_DIRECTION 1_:
Convert the lines of every record into one numbered list, leaving out blank lines and the pictures.

_PROVIDED TEXT_:
+ + + + +
The problem solver meetings are official city meetings run and organized by a city office with members of the public, and the results of these meetings clearly have some impact on city policy. Why would they NOT be public? If you think vague problem solving rhetoric or getting things done means we should skirt oversight and public records law, I don’t know what to say to you. It’s shameful and dumb, and people are right to be upset about it
I don’t think open meetings law applies here. I could be wrong, and if I am, one of the legal challenges Jonathan mentioned may succeed.
See for yourself: https://www.oregon.gov/biz/Publications/TWG%2520Public%2520Meetings%2520Law%2520Summary.4.22.22.pdf
404 Error, but I got you fam. ORS 192.610(5) defines a governing body as “the members of any public body which consists of two or more members, with the authority to make decisions for or recommendations to a public body on policy or administration.” ORS 192.610(6) defines a public body as “the state, any regional council, county, city or district, or any municipal or public corporation, or any board, department, commission, council, bureau, committee or subcommittee or advisory group or any other agency thereof.” Finally, ORS 192.610(7)(a) defines a meeting as “the convening of a governing body of a public body for which a quorum is required in order to make a decision or to deliberate toward a decision on any matter.” And the basic public meeting requirement is stated in ORS 192.630(1): “All meetings of the governing body of a public body shall be open to the public and all persons shall be permitted to attend any meeting except as otherwise provided by ORS 192.610 to 192.705.”
So the big question is whether PEMO or any of the other stakeholders with decision- or recommendation-making power on the removal of these diverters is a public body for the purposes of ORS 192.610 to 192.705. I agree that it’s a gray area, and a lot of that comes from how opaque this decision-making process is. Regardless, I submitted a public meeting grievance to the City Attorney’s office yesterday, which is step one in trying to force the city to explain themselves publicly and allow general public input. At the very least, the City Attorney will have to explain on the record how these meetings were not meetings of a governing body of a public body, which can then be challenged and investigated by the Oregon Government Ethics Commission.
If PEMO can treat important traffic safety infrastructure that is used and appreciated by many Portlanders the same as a meth-cooking RV then they have far exceeded their scope and all of their meetings should be part of the public record and they should have the added responsibility of creating broad public involvement as soon as any interventions are proposed. Or, whichever agency will act should start from the beginning with public involvement that is on the record. Have we forgotten that the Broadway Bike Lane debacle was fueled by a some rich guys that had a direct line Mapps, and thought their feelings were more important than a vital piece of infrastructure?
+ + + + +
_RECORDS FOR PROCESSING_:
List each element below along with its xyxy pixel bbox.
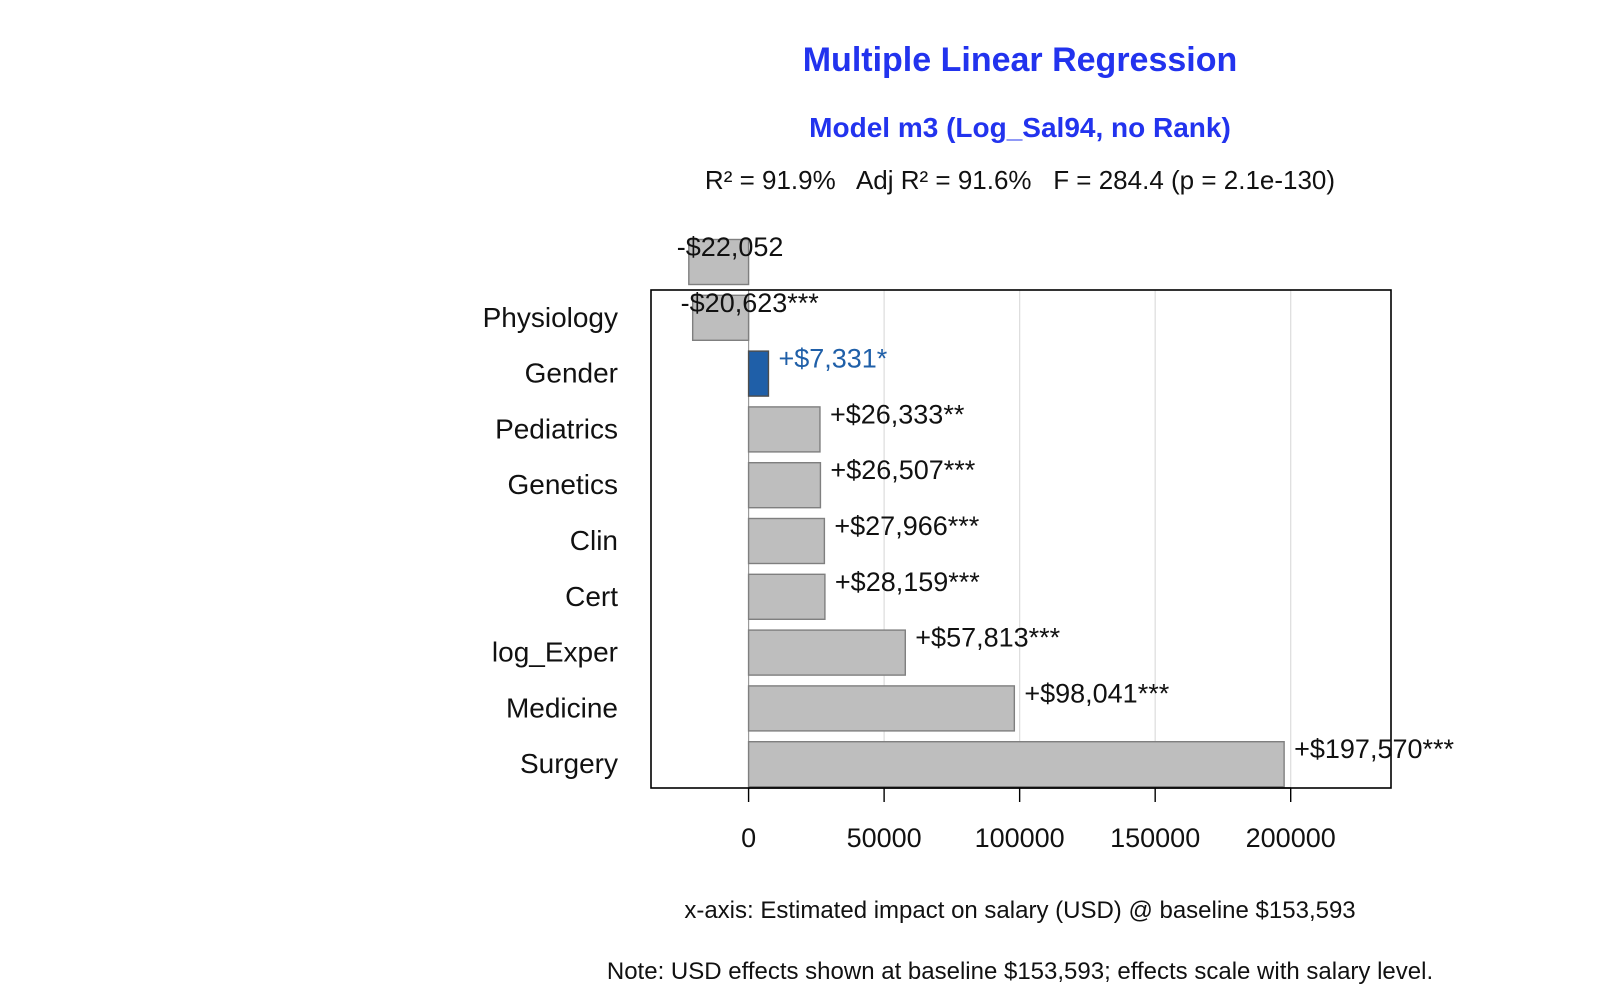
category-label-log-exper: log_Exper (492, 637, 618, 668)
value-label-9: +$197,570*** (1294, 734, 1454, 764)
bar-surgery (747, 741, 1285, 788)
value-label-0: -$22,052 (677, 232, 784, 262)
bar-cert (747, 573, 826, 620)
bar-gender (747, 350, 770, 397)
value-label-1: -$20,623*** (681, 288, 820, 318)
chart-note: Note: USD effects shown at baseline $153… (607, 958, 1433, 985)
value-label-8: +$98,041*** (1024, 678, 1169, 708)
bar-clin (747, 517, 826, 565)
x-tick-label-4: 200000 (1246, 823, 1336, 853)
bars (688, 238, 1285, 788)
category-label-gender: Gender (525, 358, 618, 389)
bar-genetics (747, 462, 822, 509)
x-tick-label-0: 0 (741, 823, 756, 853)
x-tick-label-1: 50000 (847, 823, 922, 853)
x-tick-label-3: 150000 (1110, 823, 1200, 853)
value-label-2: +$7,331* (778, 344, 887, 374)
category-label-physiology: Physiology (483, 302, 618, 333)
bar-physiology (691, 294, 750, 341)
category-labels: Physiology Gender Pediatrics Genetics Clin Ce… (483, 302, 619, 779)
category-label-surgery: Surgery (520, 748, 618, 779)
value-label-3: +$26,333** (830, 399, 965, 429)
chart-title: Multiple Linear Regression (803, 41, 1238, 79)
bar-medicine (747, 685, 1016, 732)
x-tick-label-2: 100000 (975, 823, 1065, 853)
value-label-4: +$26,507*** (830, 455, 975, 485)
bar-intercept (688, 238, 750, 286)
x-axis-label: x-axis: Estimated impact on salary (USD)… (684, 897, 1355, 924)
category-label-medicine: Medicine (506, 692, 618, 723)
bar-pediatrics (747, 406, 821, 453)
bar-log-exper (747, 629, 906, 676)
value-label-5: +$27,966*** (834, 511, 979, 541)
model-stats: R² = 91.9% Adj R² = 91.6% F = 284.4 (p =… (705, 165, 1335, 195)
x-axis: 0 50000 100000 150000 200000 (741, 787, 1336, 853)
category-label-genetics: Genetics (508, 469, 619, 500)
chart-subtitle: Model m3 (Log_Sal94, no Rank) (809, 112, 1231, 143)
value-label-7: +$57,813*** (915, 623, 1060, 653)
value-label-6: +$28,159*** (835, 567, 980, 597)
category-label-pediatrics: Pediatrics (495, 413, 618, 444)
value-labels: -$22,052 -$20,623*** +$7,331* +$26,333** +$2… (677, 232, 1455, 764)
category-label-clin: Clin (570, 525, 618, 556)
category-label-cert: Cert (565, 581, 618, 612)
+ + + + +
_DIRECTION 2_:
Answer these questions about the public meetings text:
(a) Which ORS provision defines a governing body?
(b) To which office was a public meeting grievance submitted?
(c) Which commission could challenge and investigate the City Attorney's explanation?

_EXERCISE OUTPUT 1_:
1. List each element below along with its xyxy pixel bbox.
2. category-label-log-exper: log_Exper (492, 637, 618, 668)
3. value-label-9: +$197,570*** (1294, 734, 1454, 764)
4. bar-surgery (747, 741, 1285, 788)
5. value-label-0: -$22,052 (677, 232, 784, 262)
6. bar-cert (747, 573, 826, 620)
7. bar-gender (747, 350, 770, 397)
8. value-label-1: -$20,623*** (681, 288, 820, 318)
9. chart-note: Note: USD effects shown at baseline $153… (607, 958, 1433, 985)
10. value-label-8: +$98,041*** (1024, 678, 1169, 708)
11. bar-clin (747, 517, 826, 565)
12. x-tick-label-4: 200000 (1246, 823, 1336, 853)
13. bars (688, 238, 1285, 788)
14. category-label-gender: Gender (525, 358, 618, 389)
15. bar-genetics (747, 462, 822, 509)
16. x-tick-label-0: 0 (741, 823, 756, 853)
17. x-tick-label-1: 50000 (847, 823, 922, 853)
18. x-tick-label-3: 150000 (1110, 823, 1200, 853)
19. value-label-2: +$7,331* (778, 344, 887, 374)
20. category-label-physiology: Physiology (483, 302, 618, 333)
21. bar-physiology (691, 294, 750, 341)
22. category-labels: Physiology Gender Pediatrics Genetics Clin Ce… (483, 302, 619, 779)
23. category-label-surgery: Surgery (520, 748, 618, 779)
24. value-label-3: +$26,333** (830, 399, 965, 429)
25. chart-title: Multiple Linear Regression (803, 41, 1238, 79)
26. bar-medicine (747, 685, 1016, 732)
27. x-tick-label-2: 100000 (975, 823, 1065, 853)
28. value-label-4: +$26,507*** (830, 455, 975, 485)
29. bar-intercept (688, 238, 750, 286)
30. x-axis-label: x-axis: Estimated impact on salary (USD)… (684, 897, 1355, 924)
31. category-label-medicine: Medicine (506, 692, 618, 723)
32. bar-pediatrics (747, 406, 821, 453)
33. bar-log-exper (747, 629, 906, 676)
34. value-label-5: +$27,966*** (834, 511, 979, 541)
35. model-stats: R² = 91.9% Adj R² = 91.6% F = 284.4 (p =… (705, 165, 1335, 195)
36. x-axis: 0 50000 100000 150000 200000 (741, 787, 1336, 853)
37. category-label-genetics: Genetics (508, 469, 619, 500)
38. chart-subtitle: Model m3 (Log_Sal94, no Rank) (809, 112, 1231, 143)
39. value-label-7: +$57,813*** (915, 623, 1060, 653)
40. value-label-6: +$28,159*** (835, 567, 980, 597)
41. category-label-pediatrics: Pediatrics (495, 413, 618, 444)
42. value-labels: -$22,052 -$20,623*** +$7,331* +$26,333** +$2… (677, 232, 1455, 764)
43. category-label-clin: Clin (570, 525, 618, 556)
44. category-label-cert: Cert (565, 581, 618, 612)

_EXERCISE OUTPUT 2_:
(a) ORS 192.610(5)
(b) The City Attorney's office
(c) The Oregon Government Ethics Commission